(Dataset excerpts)
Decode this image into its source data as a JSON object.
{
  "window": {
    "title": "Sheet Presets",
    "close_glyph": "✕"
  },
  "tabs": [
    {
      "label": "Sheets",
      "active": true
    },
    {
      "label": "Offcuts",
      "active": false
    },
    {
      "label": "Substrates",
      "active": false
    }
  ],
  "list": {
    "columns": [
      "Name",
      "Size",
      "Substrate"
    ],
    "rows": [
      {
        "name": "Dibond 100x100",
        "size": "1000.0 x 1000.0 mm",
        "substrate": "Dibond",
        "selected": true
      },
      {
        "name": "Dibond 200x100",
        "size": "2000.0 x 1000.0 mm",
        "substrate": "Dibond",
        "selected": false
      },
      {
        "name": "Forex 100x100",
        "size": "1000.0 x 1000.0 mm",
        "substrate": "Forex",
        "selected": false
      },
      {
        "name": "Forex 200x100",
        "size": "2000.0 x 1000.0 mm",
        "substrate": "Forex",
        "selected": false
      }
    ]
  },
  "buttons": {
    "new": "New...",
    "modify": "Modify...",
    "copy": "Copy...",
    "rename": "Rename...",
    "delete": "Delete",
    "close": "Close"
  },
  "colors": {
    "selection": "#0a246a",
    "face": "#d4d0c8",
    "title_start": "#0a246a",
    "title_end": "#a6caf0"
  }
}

:: GOAL ::
Transcribe all of the lines in the records precisely.

:: COMPLETED EXERCISE ::
Decode this image into its source data as a JSON object.
{
  "window": {
    "title": "Sheet Presets",
    "close_glyph": "✕"
  },
  "tabs": [
    {
      "label": "Sheets",
      "active": true
    },
    {
      "label": "Offcuts",
      "active": false
    },
    {
      "label": "Substrates",
      "active": false
    }
  ],
  "list": {
    "columns": [
      "Name",
      "Size",
      "Substrate"
    ],
    "rows": [
      {
        "name": "Dibond 100x100",
        "size": "1000.0 x 1000.0 mm",
        "substrate": "Dibond",
        "selected": true
      },
      {
        "name": "Dibond 200x100",
        "size": "2000.0 x 1000.0 mm",
        "substrate": "Dibond",
        "selected": false
      },
      {
        "name": "Forex 100x100",
        "size": "1000.0 x 1000.0 mm",
        "substrate": "Forex",
        "selected": false
      },
      {
        "name": "Forex 200x100",
        "size": "2000.0 x 1000.0 mm",
        "substrate": "Forex",
        "selected": false
      }
    ]
  },
  "buttons": {
    "new": "New...",
    "modify": "Modify...",
    "copy": "Copy...",
    "rename": "Rename...",
    "delete": "Delete",
    "close": "Close"
  },
  "colors": {
    "selection": "#0a246a",
    "face": "#d4d0c8",
    "title_start": "#0a246a",
    "title_end": "#a6caf0"
  }
}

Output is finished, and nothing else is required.